● **WRITTEN TASK**
Without altering anything, repeat each of the records.

— Begin —

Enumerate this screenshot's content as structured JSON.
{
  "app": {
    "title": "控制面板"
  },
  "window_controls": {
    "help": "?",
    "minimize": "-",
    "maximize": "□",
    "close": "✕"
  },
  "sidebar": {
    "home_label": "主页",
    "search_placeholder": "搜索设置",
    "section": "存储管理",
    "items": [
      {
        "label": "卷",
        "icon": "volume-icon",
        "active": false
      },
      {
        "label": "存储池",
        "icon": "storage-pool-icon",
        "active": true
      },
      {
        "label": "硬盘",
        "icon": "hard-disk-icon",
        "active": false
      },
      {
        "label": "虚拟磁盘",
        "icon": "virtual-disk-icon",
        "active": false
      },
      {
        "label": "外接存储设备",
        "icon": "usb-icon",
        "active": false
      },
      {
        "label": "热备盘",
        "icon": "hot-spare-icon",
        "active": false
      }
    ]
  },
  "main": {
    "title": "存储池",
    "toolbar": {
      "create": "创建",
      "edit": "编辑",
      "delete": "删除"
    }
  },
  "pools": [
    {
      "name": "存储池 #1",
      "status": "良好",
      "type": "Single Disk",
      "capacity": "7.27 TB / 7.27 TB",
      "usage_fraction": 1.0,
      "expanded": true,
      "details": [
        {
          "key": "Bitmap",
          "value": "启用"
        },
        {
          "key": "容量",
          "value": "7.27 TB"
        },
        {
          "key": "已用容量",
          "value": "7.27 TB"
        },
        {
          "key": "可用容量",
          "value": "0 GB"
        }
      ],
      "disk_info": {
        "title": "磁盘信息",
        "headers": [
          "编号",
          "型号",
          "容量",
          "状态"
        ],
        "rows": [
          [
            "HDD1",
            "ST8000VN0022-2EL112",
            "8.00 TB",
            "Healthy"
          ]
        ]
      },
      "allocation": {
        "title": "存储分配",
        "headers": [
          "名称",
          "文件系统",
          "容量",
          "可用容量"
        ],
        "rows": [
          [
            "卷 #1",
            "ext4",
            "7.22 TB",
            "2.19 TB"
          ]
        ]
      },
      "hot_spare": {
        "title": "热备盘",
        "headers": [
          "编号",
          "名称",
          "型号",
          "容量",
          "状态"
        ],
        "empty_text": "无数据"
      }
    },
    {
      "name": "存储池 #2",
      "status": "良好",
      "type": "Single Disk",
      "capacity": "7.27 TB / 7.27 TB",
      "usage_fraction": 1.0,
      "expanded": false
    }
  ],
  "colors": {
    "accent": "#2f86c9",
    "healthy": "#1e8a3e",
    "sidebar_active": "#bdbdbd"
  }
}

— End —

● **ANSWER**
Enumerate this screenshot's content as structured JSON.
{
  "app": {
    "title": "控制面板"
  },
  "window_controls": {
    "help": "?",
    "minimize": "-",
    "maximize": "□",
    "close": "✕"
  },
  "sidebar": {
    "home_label": "主页",
    "search_placeholder": "搜索设置",
    "section": "存储管理",
    "items": [
      {
        "label": "卷",
        "icon": "volume-icon",
        "active": false
      },
      {
        "label": "存储池",
        "icon": "storage-pool-icon",
        "active": true
      },
      {
        "label": "硬盘",
        "icon": "hard-disk-icon",
        "active": false
      },
      {
        "label": "虚拟磁盘",
        "icon": "virtual-disk-icon",
        "active": false
      },
      {
        "label": "外接存储设备",
        "icon": "usb-icon",
        "active": false
      },
      {
        "label": "热备盘",
        "icon": "hot-spare-icon",
        "active": false
      }
    ]
  },
  "main": {
    "title": "存储池",
    "toolbar": {
      "create": "创建",
      "edit": "编辑",
      "delete": "删除"
    }
  },
  "pools": [
    {
      "name": "存储池 #1",
      "status": "良好",
      "type": "Single Disk",
      "capacity": "7.27 TB / 7.27 TB",
      "usage_fraction": 1.0,
      "expanded": true,
      "details": [
        {
          "key": "Bitmap",
          "value": "启用"
        },
        {
          "key": "容量",
          "value": "7.27 TB"
        },
        {
          "key": "已用容量",
          "value": "7.27 TB"
        },
        {
          "key": "可用容量",
          "value": "0 GB"
        }
      ],
      "disk_info": {
        "title": "磁盘信息",
        "headers": [
          "编号",
          "型号",
          "容量",
          "状态"
        ],
        "rows": [
          [
            "HDD1",
            "ST8000VN0022-2EL112",
            "8.00 TB",
            "Healthy"
          ]
        ]
      },
      "allocation": {
        "title": "存储分配",
        "headers": [
          "名称",
          "文件系统",
          "容量",
          "可用容量"
        ],
        "rows": [
          [
            "卷 #1",
            "ext4",
            "7.22 TB",
            "2.19 TB"
          ]
        ]
      },
      "hot_spare": {
        "title": "热备盘",
        "headers": [
          "编号",
          "名称",
          "型号",
          "容量",
          "状态"
        ],
        "empty_text": "无数据"
      }
    },
    {
      "name": "存储池 #2",
      "status": "良好",
      "type": "Single Disk",
      "capacity": "7.27 TB / 7.27 TB",
      "usage_fraction": 1.0,
      "expanded": false
    }
  ],
  "colors": {
    "accent": "#2f86c9",
    "healthy": "#1e8a3e",
    "sidebar_active": "#bdbdbd"
  }
}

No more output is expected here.